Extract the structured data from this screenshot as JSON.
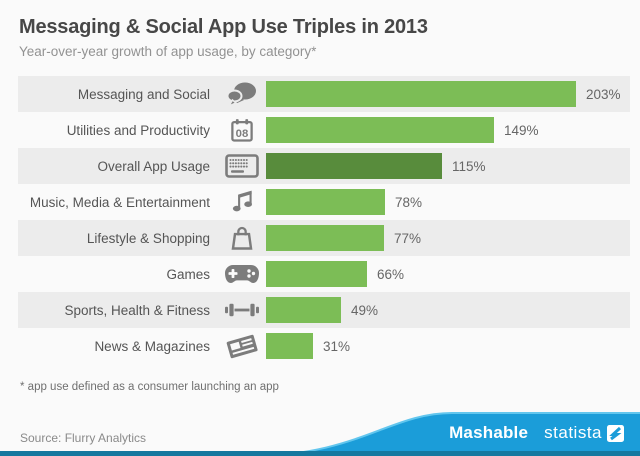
{
  "header": {
    "title": "Messaging & Social App Use Triples in 2013",
    "subtitle": "Year-over-year growth of app usage, by category*"
  },
  "chart_data": {
    "type": "bar",
    "orientation": "horizontal",
    "title": "Messaging & Social App Use Triples in 2013",
    "subtitle": "Year-over-year growth of app usage, by category*",
    "unit": "%",
    "xlim": [
      0,
      203
    ],
    "grid": false,
    "legend": "none",
    "categories": [
      "Messaging and Social",
      "Utilities and Productivity",
      "Overall App Usage",
      "Music, Media & Entertainment",
      "Lifestyle & Shopping",
      "Games",
      "Sports, Health & Fitness",
      "News & Magazines"
    ],
    "values": [
      203,
      149,
      115,
      78,
      77,
      66,
      49,
      31
    ],
    "value_labels": [
      "203%",
      "149%",
      "115%",
      "78%",
      "77%",
      "66%",
      "49%",
      "31%"
    ],
    "icons": [
      "chat-bubbles",
      "calendar-08",
      "keyboard",
      "music-note",
      "shopping-bag",
      "game-controller",
      "dumbbell",
      "newspaper"
    ],
    "highlight_index": 2
  },
  "footnote": "* app use defined as a consumer launching an app",
  "footer": {
    "source": "Source: Flurry Analytics",
    "brand_mashable": "Mashable",
    "brand_statista": "statista"
  },
  "colors": {
    "bar_green": "#7cbd56",
    "bar_dark_green": "#588c3c",
    "row_gray": "#ececec",
    "page_background": "#fafafa",
    "icon_gray": "#7c7c7c",
    "footer_blue": "#1b9dd9",
    "footer_blue_dark": "#15789f",
    "footer_blue_highlight": "#62c6ee"
  }
}
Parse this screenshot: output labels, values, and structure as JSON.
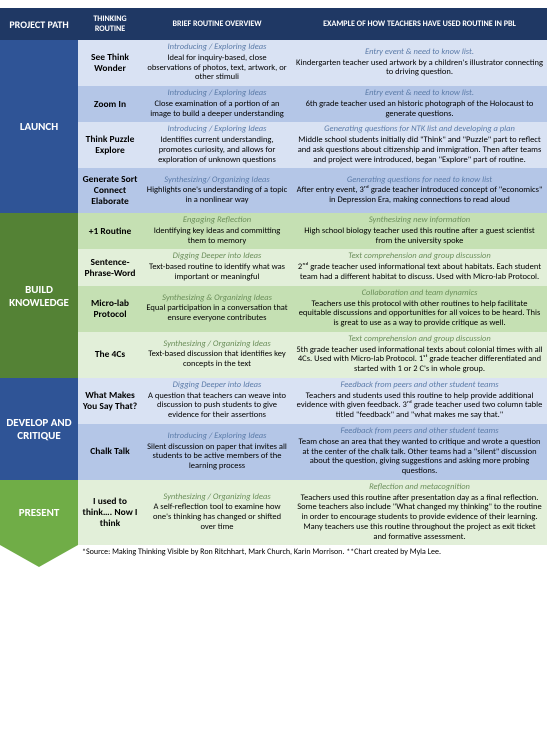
{
  "header": {
    "path": "PROJECT PATH",
    "routine": "THINKING ROUTINE",
    "overview": "BRIEF ROUTINE OVERVIEW",
    "example": "EXAMPLE OF HOW TEACHERS HAVE USED ROUTINE IN PBL"
  },
  "launch": {
    "label": "LAUNCH",
    "rows": [
      {
        "name": "See Think Wonder",
        "ov_sub": "Introducing / Exploring Ideas",
        "ov": "Ideal for inquiry-based, close observations of photos, text, artwork, or other stimuli",
        "ex_sub": "Entry event & need to know list.",
        "ex": "Kindergarten teacher used artwork by a children's illustrator connecting to driving question."
      },
      {
        "name": "Zoom In",
        "ov_sub": "Introducing / Exploring Ideas",
        "ov": "Close examination of a portion of an image to build a deeper understanding",
        "ex_sub": "Entry event & need to know list.",
        "ex": "6th grade teacher used an historic photograph of the Holocaust to generate questions."
      },
      {
        "name": "Think Puzzle Explore",
        "ov_sub": "Introducing / Exploring Ideas",
        "ov": "Identifies current understanding, promotes curiosity, and allows for exploration of unknown questions",
        "ex_sub": "Generating questions for NTK list and developing a plan",
        "ex": "Middle school students initially did \"Think\" and \"Puzzle\" part to reflect and ask questions about citizenship and immigration. Then after teams and project were introduced, began \"Explore\" part of routine."
      },
      {
        "name": "Generate Sort Connect Elaborate",
        "ov_sub": "Synthesizing/ Organizing Ideas",
        "ov": "Highlights one's understanding of a topic in a nonlinear way",
        "ex_sub": "Generating questions for need to know list",
        "ex": "After entry event, 3ʳᵈ grade teacher introduced concept of \"economics\" in Depression Era, making connections to read aloud"
      }
    ]
  },
  "build": {
    "label": "BUILD KNOWLEDGE",
    "rows": [
      {
        "name": "+1 Routine",
        "ov_sub": "Engaging Reflection",
        "ov": "Identifying key ideas and committing them to memory",
        "ex_sub": "Synthesizing new information",
        "ex": "High school biology teacher used this routine after a guest scientist from the university spoke"
      },
      {
        "name": "Sentence-Phrase-Word",
        "ov_sub": "Digging Deeper into Ideas",
        "ov": "Text-based routine to identify what was important or meaningful",
        "ex_sub": "Text comprehension and group discussion",
        "ex": "2ⁿᵈ grade teacher used informational text about habitats. Each student team had a different habitat to discuss. Used with Micro-lab Protocol."
      },
      {
        "name": "Micro-lab Protocol",
        "ov_sub": "Synthesizing & Organizing Ideas",
        "ov": "Equal participation in a conversation that ensure everyone contributes",
        "ex_sub": "Collaboration and team dynamics",
        "ex": "Teachers use this protocol with other routines to help facilitate equitable discussions and opportunities for all voices to be heard. This is great to use as a way to provide critique as well."
      },
      {
        "name": "The 4Cs",
        "ov_sub": "Synthesizing / Organizing Ideas",
        "ov": "Text-based discussion that identifies key concepts in the text",
        "ex_sub": "Text comprehension and group discussion",
        "ex": "5th grade teacher used informational texts about colonial times with all 4Cs. Used with Micro-lab Protocol. 1ˢᵗ grade teacher differentiated and started with 1 or 2 C's in whole group."
      }
    ]
  },
  "develop": {
    "label": "DEVELOP AND CRITIQUE",
    "rows": [
      {
        "name": "What Makes You Say That?",
        "ov_sub": "Digging Deeper into Ideas",
        "ov": "A question that teachers can weave into discussion to push students to give evidence for their assertions",
        "ex_sub": "Feedback from peers and other student teams",
        "ex": "Teachers and students used this routine to help provide additional evidence with given feedback. 3ʳᵈ grade teacher used two column table titled \"feedback\" and \"what makes me say that.\""
      },
      {
        "name": "Chalk Talk",
        "ov_sub": "Introducing / Exploring Ideas",
        "ov": "Silent discussion on paper that invites all students to be active members of the learning process",
        "ex_sub": "Feedback from peers and other student teams",
        "ex": "Team chose an area that they wanted to critique and wrote a question at the center of the chalk talk. Other teams had a \"silent\" discussion about the question, giving suggestions and asking more probing questions."
      }
    ]
  },
  "present": {
    "label": "PRESENT",
    "rows": [
      {
        "name": "I used to think…. Now I think",
        "ov_sub": "Synthesizing / Organizing Ideas",
        "ov": "A self-reflection tool to examine how one's thinking has changed or shifted over time",
        "ex_sub": "Reflection and metacognition",
        "ex": "Teachers used this routine after presentation day as a final reflection. Some teachers also include \"What changed my thinking\" to the routine in order to encourage students to provide evidence of their learning. Many teachers use this routine throughout the project as exit ticket and formative assessment."
      }
    ]
  },
  "source": "*Source: Making Thinking Visible by Ron Ritchhart, Mark Church, Karin Morrison. **Chart created by Myla Lee."
}
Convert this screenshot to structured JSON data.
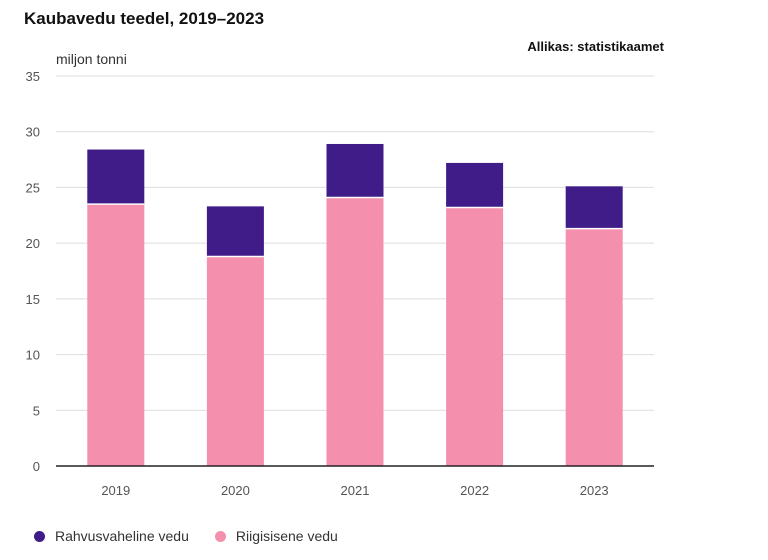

* _TASK REQUIREMENTS_
Only the number is wanted: how many lines of these entries contain the string "growth"?

* _ANSWER TO THIS EXERCISE_
2